GIVEN INSTRUCTION
Where the data below has the string "JSON", return the whole line.
'''
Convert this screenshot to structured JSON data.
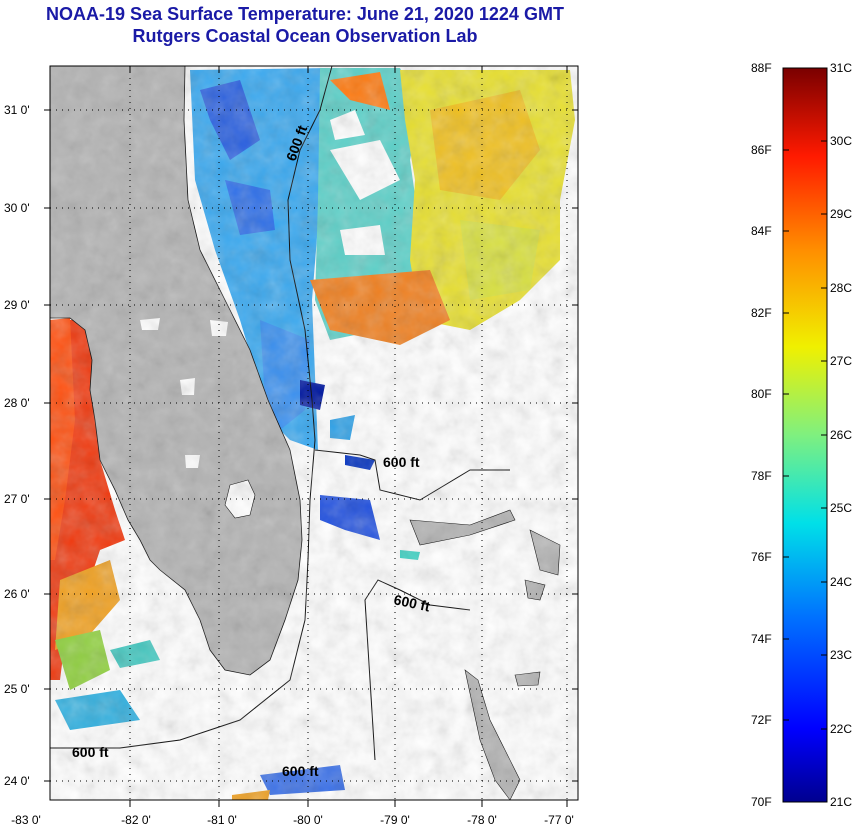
{
  "title": "NOAA-19 Sea Surface Temperature:  June 21, 2020 1224 GMT",
  "subtitle": "Rutgers Coastal Ocean Observation Lab",
  "map": {
    "lon_ticks": [
      "-83 0'",
      "-82 0'",
      "-81 0'",
      "-80 0'",
      "-79 0'",
      "-78 0'",
      "-77 0'"
    ],
    "lat_ticks": [
      "31 0'",
      "30 0'",
      "29 0'",
      "28 0'",
      "27 0'",
      "26 0'",
      "25 0'",
      "24 0'"
    ],
    "contour_labels": [
      "600 ft",
      "600 ft",
      "600 ft",
      "600 ft",
      "600 ft"
    ]
  },
  "colorbar": {
    "fahrenheit": [
      "88F",
      "86F",
      "84F",
      "82F",
      "80F",
      "78F",
      "76F",
      "74F",
      "72F",
      "70F"
    ],
    "celsius": [
      "31C",
      "30C",
      "29C",
      "28C",
      "27C",
      "26C",
      "25C",
      "24C",
      "23C",
      "22C",
      "21C"
    ]
  },
  "colors": {
    "land": "#b3b3b3",
    "title": "#1a1aa6"
  }
}
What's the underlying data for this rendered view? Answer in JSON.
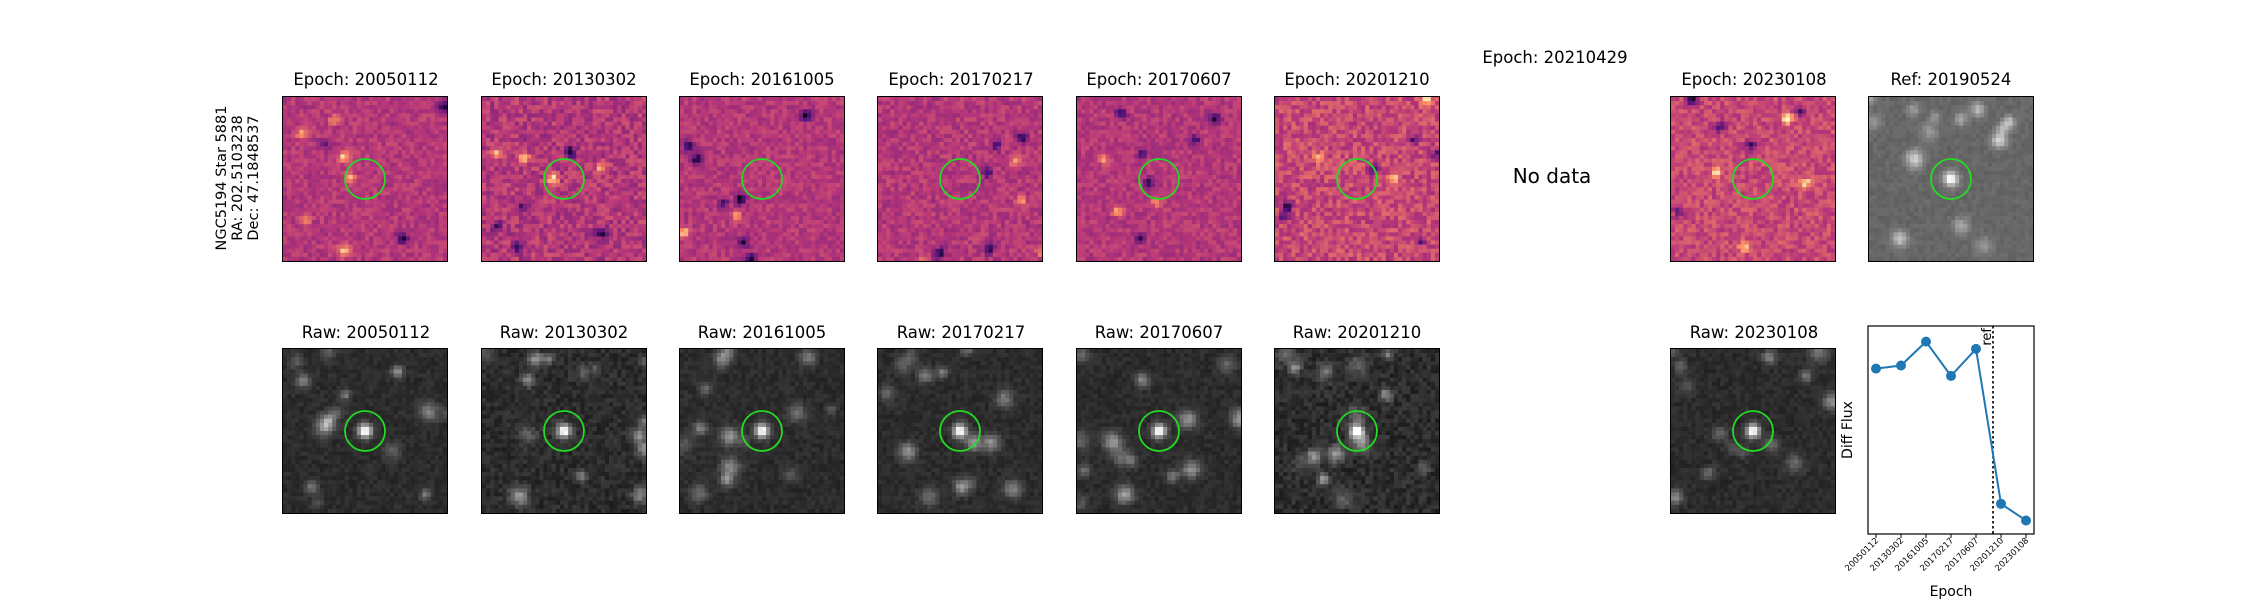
{
  "star_label": {
    "name": "NGC5194 Star 5881",
    "ra": "RA: 202.5103238",
    "dec": "Dec: 47.1848537"
  },
  "diff_panels": [
    {
      "title": "Epoch: 20050112",
      "has_data": true
    },
    {
      "title": "Epoch: 20130302",
      "has_data": true
    },
    {
      "title": "Epoch: 20161005",
      "has_data": true
    },
    {
      "title": "Epoch: 20170217",
      "has_data": true
    },
    {
      "title": "Epoch: 20170607",
      "has_data": true
    },
    {
      "title": "Epoch: 20201210",
      "has_data": true
    },
    {
      "title": "Epoch: 20210429",
      "has_data": false,
      "no_data_text": "No data"
    },
    {
      "title": "Epoch: 20230108",
      "has_data": true
    }
  ],
  "ref_panel": {
    "title": "Ref: 20190524"
  },
  "raw_panels": [
    {
      "title": "Raw: 20050112"
    },
    {
      "title": "Raw: 20130302"
    },
    {
      "title": "Raw: 20161005"
    },
    {
      "title": "Raw: 20170217"
    },
    {
      "title": "Raw: 20170607"
    },
    {
      "title": "Raw: 20201210"
    },
    {
      "title": "Raw: 20230108"
    }
  ],
  "colors": {
    "circle": "#22dd22",
    "line": "#1f77b4",
    "diff_mid": "#b04a78",
    "raw_bg": "#2a2a2a",
    "ref_bg": "#6a6a6a"
  },
  "chart_data": {
    "type": "line",
    "title": "",
    "xlabel": "Epoch",
    "ylabel": "Diff Flux",
    "categories": [
      "20050112",
      "20130302",
      "20161005",
      "20170217",
      "20170607",
      "20201210",
      "20230108"
    ],
    "values": [
      0.74,
      0.77,
      1.0,
      0.67,
      0.93,
      -0.56,
      -0.72
    ],
    "ylim": [
      -0.85,
      1.15
    ],
    "ref_line": {
      "after_index": 4,
      "fraction": 0.68,
      "label": "ref"
    },
    "yticks": "hidden"
  }
}
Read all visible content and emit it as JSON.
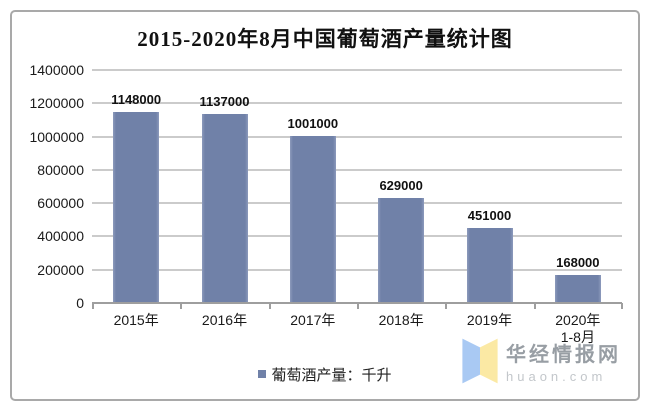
'''
WRITTEN REPLY
Convert this screenshot to structured JSON data.
What's the underlying data for this rendered view? Answer in JSON.
Read all visible content and emit it as JSON.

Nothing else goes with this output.